__Problem__: Below are some entries. Copy each line that holds the string "series".

__Source records__:
============

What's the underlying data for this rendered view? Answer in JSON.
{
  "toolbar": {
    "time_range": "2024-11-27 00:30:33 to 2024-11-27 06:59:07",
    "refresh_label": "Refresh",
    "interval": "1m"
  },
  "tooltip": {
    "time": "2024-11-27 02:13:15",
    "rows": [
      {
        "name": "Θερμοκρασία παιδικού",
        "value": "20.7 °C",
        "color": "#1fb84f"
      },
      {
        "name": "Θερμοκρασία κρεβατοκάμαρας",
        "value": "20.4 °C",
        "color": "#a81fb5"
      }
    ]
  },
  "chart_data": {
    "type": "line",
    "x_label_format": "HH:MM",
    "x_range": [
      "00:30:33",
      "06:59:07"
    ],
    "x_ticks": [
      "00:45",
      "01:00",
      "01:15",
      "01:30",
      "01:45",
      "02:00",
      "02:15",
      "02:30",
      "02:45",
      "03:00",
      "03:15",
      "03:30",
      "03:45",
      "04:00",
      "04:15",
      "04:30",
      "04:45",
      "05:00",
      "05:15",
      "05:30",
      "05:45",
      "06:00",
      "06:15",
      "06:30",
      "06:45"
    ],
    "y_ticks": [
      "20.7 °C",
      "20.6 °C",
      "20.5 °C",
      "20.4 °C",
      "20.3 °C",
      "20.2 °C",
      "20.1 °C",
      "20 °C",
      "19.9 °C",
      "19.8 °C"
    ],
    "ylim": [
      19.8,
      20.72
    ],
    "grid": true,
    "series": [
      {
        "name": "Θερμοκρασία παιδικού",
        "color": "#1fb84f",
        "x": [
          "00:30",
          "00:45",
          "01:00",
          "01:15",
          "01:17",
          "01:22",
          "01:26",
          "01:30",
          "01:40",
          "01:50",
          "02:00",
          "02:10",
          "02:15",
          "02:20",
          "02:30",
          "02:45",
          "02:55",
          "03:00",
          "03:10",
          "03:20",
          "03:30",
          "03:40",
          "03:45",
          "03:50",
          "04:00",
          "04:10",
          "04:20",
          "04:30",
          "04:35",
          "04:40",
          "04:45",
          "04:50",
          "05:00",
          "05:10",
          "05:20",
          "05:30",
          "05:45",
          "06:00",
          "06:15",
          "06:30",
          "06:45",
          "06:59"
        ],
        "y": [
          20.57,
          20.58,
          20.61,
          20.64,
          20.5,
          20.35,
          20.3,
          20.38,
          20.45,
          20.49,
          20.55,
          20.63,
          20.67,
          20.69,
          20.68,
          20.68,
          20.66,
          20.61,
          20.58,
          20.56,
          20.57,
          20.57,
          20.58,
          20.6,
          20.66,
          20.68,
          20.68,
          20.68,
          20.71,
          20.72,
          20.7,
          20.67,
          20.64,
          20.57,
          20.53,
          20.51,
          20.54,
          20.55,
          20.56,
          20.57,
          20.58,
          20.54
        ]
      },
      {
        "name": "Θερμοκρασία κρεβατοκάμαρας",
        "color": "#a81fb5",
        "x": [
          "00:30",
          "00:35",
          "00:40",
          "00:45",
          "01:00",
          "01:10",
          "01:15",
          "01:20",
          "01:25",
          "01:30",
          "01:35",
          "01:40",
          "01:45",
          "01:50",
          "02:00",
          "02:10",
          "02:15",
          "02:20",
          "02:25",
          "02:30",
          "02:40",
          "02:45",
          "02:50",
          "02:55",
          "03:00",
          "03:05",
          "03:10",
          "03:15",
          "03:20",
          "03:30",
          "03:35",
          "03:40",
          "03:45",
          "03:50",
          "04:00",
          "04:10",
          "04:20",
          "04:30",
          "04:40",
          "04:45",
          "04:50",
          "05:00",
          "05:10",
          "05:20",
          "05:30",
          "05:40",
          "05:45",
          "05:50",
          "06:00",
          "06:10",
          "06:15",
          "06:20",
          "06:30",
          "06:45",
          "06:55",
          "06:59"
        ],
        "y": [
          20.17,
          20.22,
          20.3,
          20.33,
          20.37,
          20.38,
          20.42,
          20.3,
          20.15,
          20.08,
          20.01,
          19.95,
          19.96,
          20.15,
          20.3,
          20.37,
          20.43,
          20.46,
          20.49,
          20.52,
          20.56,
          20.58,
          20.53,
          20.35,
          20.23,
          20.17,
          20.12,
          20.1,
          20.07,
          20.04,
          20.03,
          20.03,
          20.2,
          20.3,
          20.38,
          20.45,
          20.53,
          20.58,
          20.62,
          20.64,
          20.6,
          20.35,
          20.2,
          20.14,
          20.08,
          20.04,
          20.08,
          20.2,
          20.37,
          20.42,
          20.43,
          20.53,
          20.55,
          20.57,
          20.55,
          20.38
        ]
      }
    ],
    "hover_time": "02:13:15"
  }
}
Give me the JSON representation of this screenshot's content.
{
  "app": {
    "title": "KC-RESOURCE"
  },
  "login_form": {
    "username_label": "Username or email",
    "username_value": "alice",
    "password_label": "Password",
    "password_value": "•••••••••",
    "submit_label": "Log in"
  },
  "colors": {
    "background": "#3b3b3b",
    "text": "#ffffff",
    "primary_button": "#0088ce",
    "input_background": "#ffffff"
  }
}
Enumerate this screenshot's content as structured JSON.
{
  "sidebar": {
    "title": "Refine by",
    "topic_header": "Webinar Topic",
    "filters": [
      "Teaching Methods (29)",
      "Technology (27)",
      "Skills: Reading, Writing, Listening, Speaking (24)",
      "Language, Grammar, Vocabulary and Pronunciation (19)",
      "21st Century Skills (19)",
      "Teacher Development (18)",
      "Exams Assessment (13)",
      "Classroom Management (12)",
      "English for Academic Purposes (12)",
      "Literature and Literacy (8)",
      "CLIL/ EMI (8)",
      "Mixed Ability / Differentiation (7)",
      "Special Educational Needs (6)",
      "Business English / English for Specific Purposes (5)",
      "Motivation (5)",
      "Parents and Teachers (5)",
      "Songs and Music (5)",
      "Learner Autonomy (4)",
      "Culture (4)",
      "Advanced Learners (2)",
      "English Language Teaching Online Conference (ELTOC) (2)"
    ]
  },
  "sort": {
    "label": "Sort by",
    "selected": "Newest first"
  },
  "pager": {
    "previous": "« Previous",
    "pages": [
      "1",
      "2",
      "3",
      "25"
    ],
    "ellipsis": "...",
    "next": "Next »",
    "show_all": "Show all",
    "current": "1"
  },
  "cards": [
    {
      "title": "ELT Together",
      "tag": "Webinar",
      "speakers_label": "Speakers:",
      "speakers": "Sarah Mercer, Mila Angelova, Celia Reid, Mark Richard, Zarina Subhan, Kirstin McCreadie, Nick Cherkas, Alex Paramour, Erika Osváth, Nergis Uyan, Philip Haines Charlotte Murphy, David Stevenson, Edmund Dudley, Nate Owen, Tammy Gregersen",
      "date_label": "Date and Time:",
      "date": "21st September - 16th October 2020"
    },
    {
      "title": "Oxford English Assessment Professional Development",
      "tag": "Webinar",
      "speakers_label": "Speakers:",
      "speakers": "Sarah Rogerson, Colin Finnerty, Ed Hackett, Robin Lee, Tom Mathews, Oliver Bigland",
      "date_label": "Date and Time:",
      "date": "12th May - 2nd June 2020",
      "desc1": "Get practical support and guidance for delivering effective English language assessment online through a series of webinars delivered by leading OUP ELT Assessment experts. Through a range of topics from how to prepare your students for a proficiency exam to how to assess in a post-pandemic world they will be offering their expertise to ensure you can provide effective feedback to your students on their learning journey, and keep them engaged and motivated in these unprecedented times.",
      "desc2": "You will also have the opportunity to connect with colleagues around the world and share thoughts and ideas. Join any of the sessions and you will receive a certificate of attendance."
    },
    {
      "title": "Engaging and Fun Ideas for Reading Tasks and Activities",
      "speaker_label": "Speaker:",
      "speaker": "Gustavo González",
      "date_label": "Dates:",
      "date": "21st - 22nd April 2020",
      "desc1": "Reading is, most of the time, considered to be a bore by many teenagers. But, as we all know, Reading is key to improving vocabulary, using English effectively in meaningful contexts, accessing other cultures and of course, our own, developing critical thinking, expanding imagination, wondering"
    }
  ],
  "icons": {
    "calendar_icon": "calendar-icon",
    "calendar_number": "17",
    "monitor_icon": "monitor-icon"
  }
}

============

__Correct result__:
    "series": [
      "desc1": "Get practical support and guidance for delivering effective English language assessment online through a series of webinars delivered by leading OUP ELT Assessment experts. Through a range of topics from how to prepare your students for a proficiency exam to how to assess in a post-pandemic world they will be offering their expertise to ensure you can provide effective feedback to your students on their learning journey, and keep them engaged and motivated in these unprecedented times.",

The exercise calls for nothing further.